- What to do
Find the word "puestas" in the records below. List each line containing it.

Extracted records
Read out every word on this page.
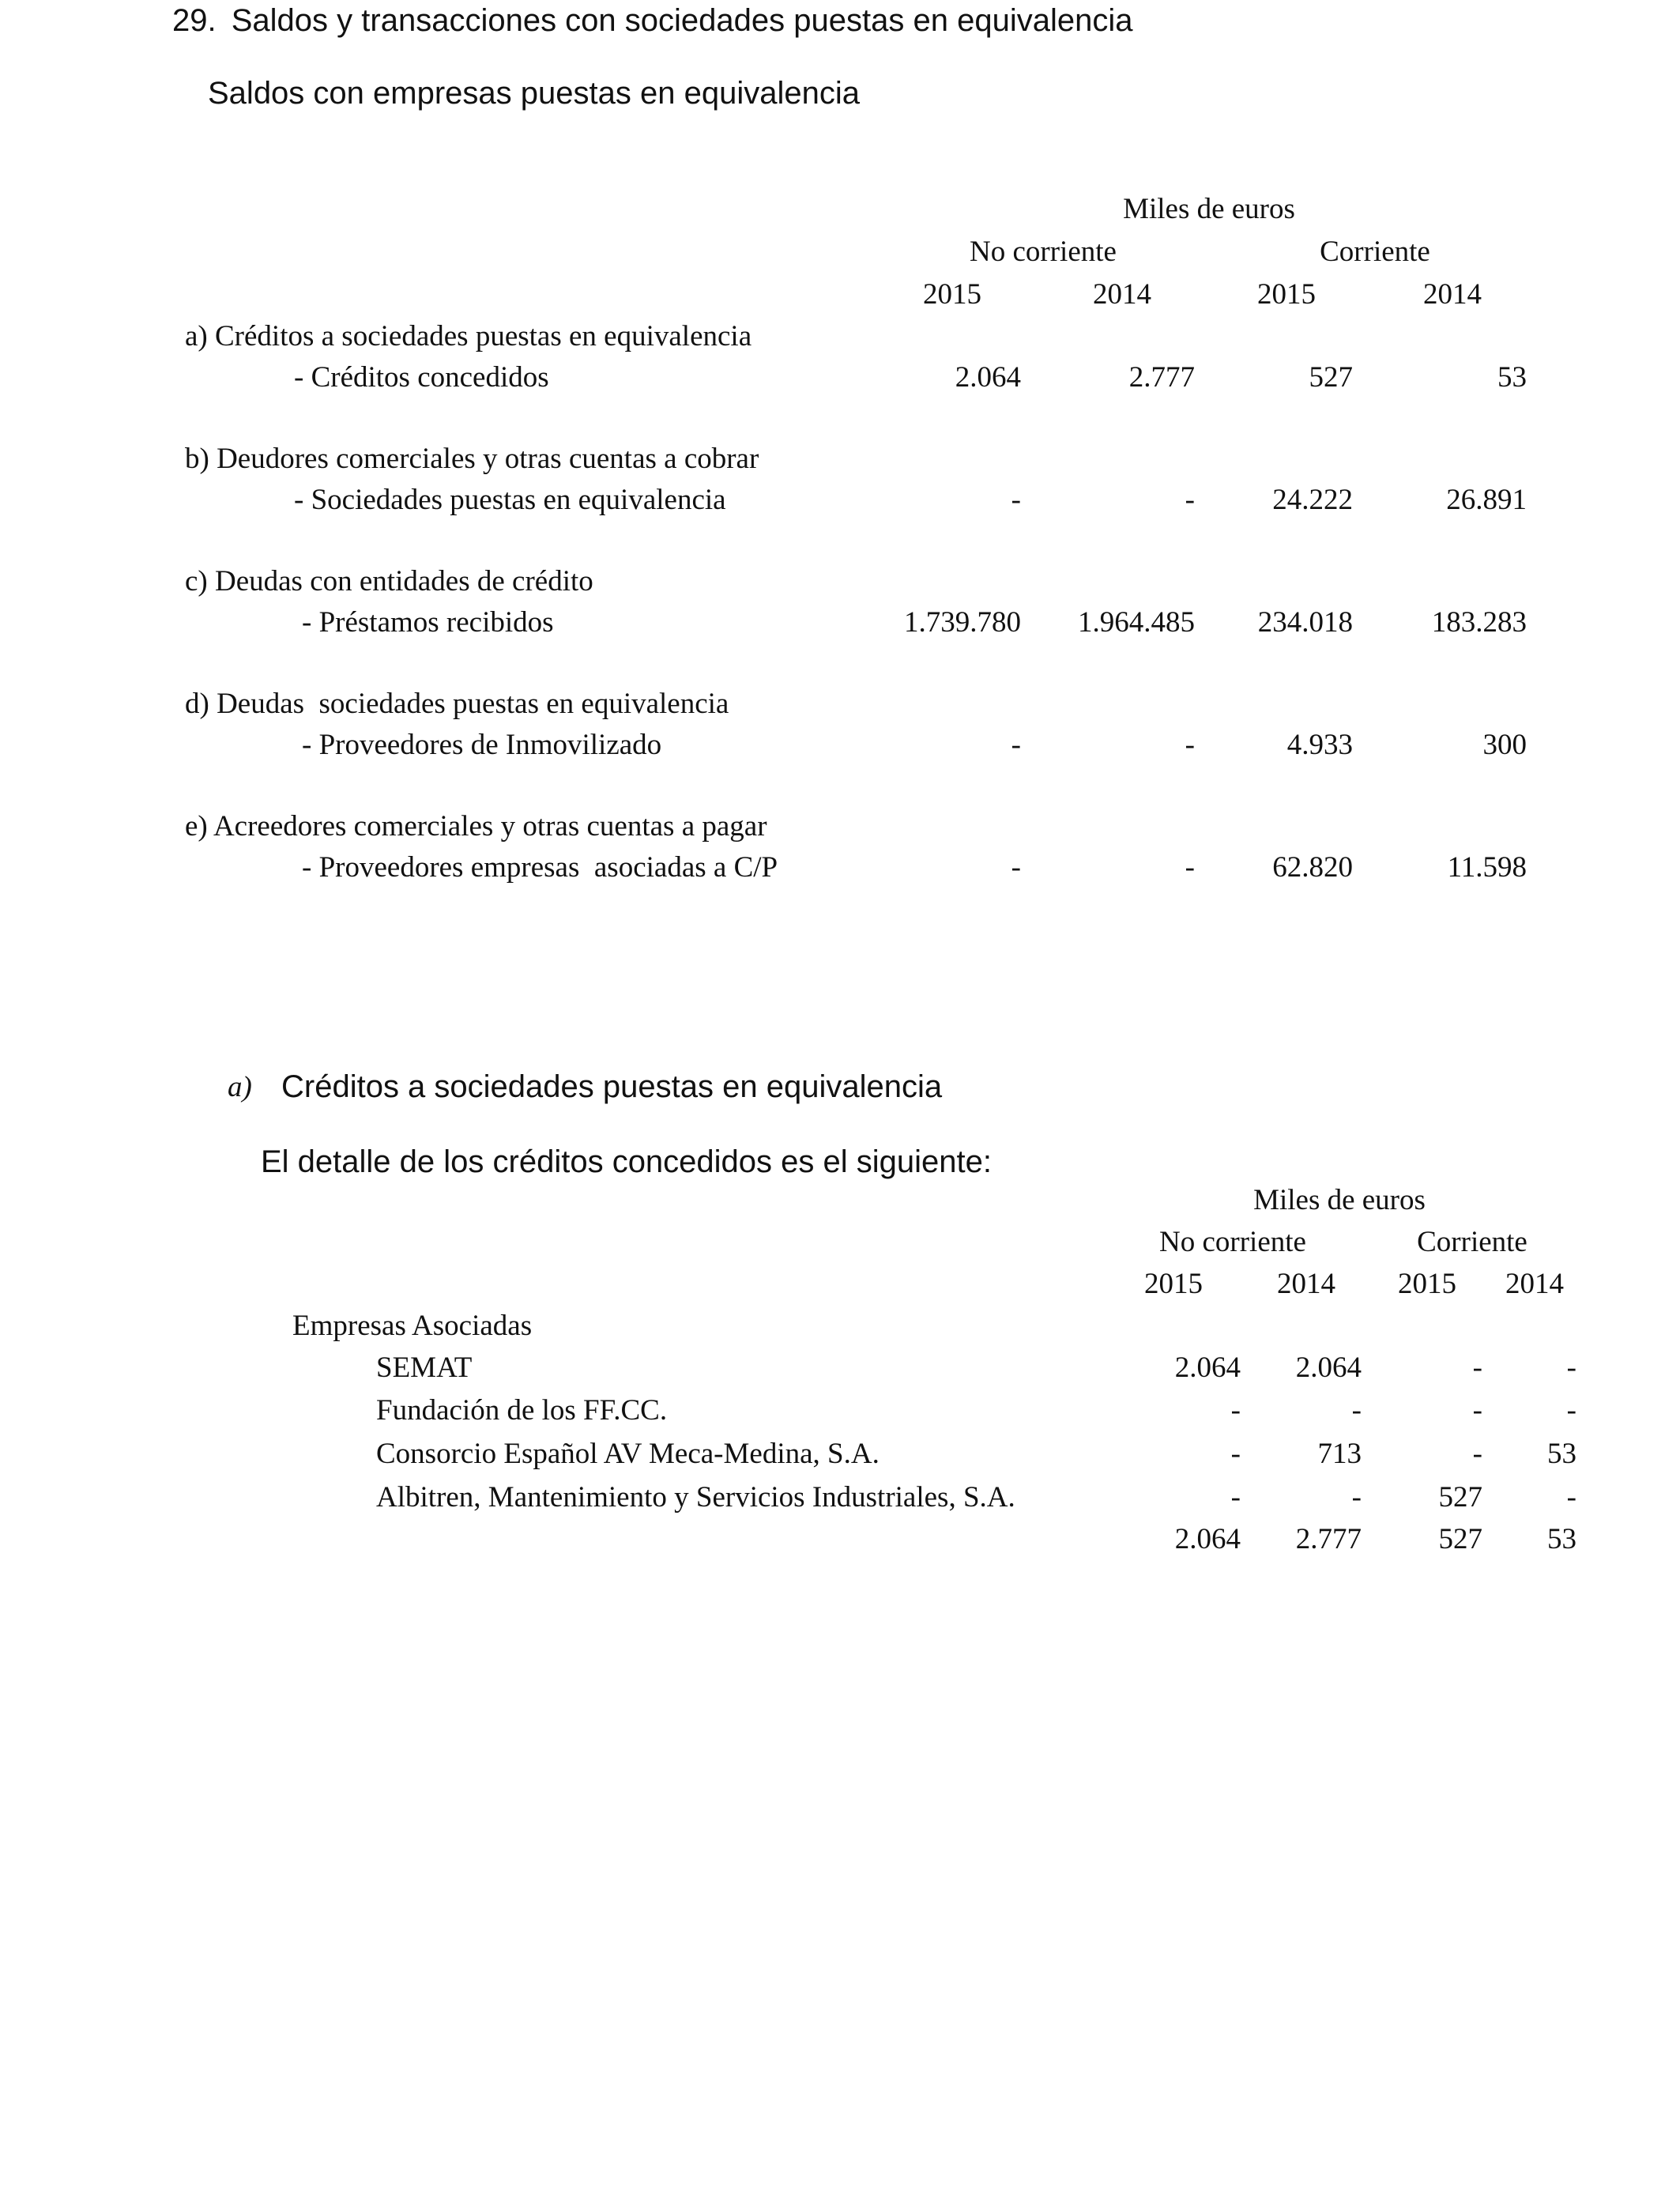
29. Saldos y transacciones con sociedades puestas en equivalencia
Saldos con empresas puestas en equivalencia
Miles de euros
No corriente	Corriente
2015	2014	2015	2014
a) Créditos a sociedades puestas en equivalencia
- Créditos concedidos	2.064	2.777	527	53
b) Deudores comerciales y otras cuentas a cobrar
- Sociedades puestas en equivalencia	-	-	24.222	26.891
c) Deudas con entidades de crédito
- Préstamos recibidos	1.739.780	1.964.485	234.018	183.283
d) Deudas  sociedades puestas en equivalencia
- Proveedores de Inmovilizado	-	-	4.933	300
e) Acreedores comerciales y otras cuentas a pagar
- Proveedores empresas  asociadas a C/P	-	-	62.820	11.598
a) Créditos a sociedades puestas en equivalencia
El detalle de los créditos concedidos es el siguiente:
Miles de euros
No corriente	Corriente
2015	2014	2015	2014
Empresas Asociadas
SEMAT	2.064	2.064	-	-
Fundación de los FF.CC.	-	-	-	-
Consorcio Español AV Meca-Medina, S.A.	-	713	-	53
Albitren, Mantenimiento y Servicios Industriales, S.A.	-	-	527	-
2.064	2.777	527	53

- Written answer
29. Saldos y transacciones con sociedades puestas en equivalencia
Saldos con empresas puestas en equivalencia
a) Créditos a sociedades puestas en equivalencia
- Sociedades puestas en equivalencia	-	-	24.222	26.891
d) Deudas  sociedades puestas en equivalencia
a) Créditos a sociedades puestas en equivalencia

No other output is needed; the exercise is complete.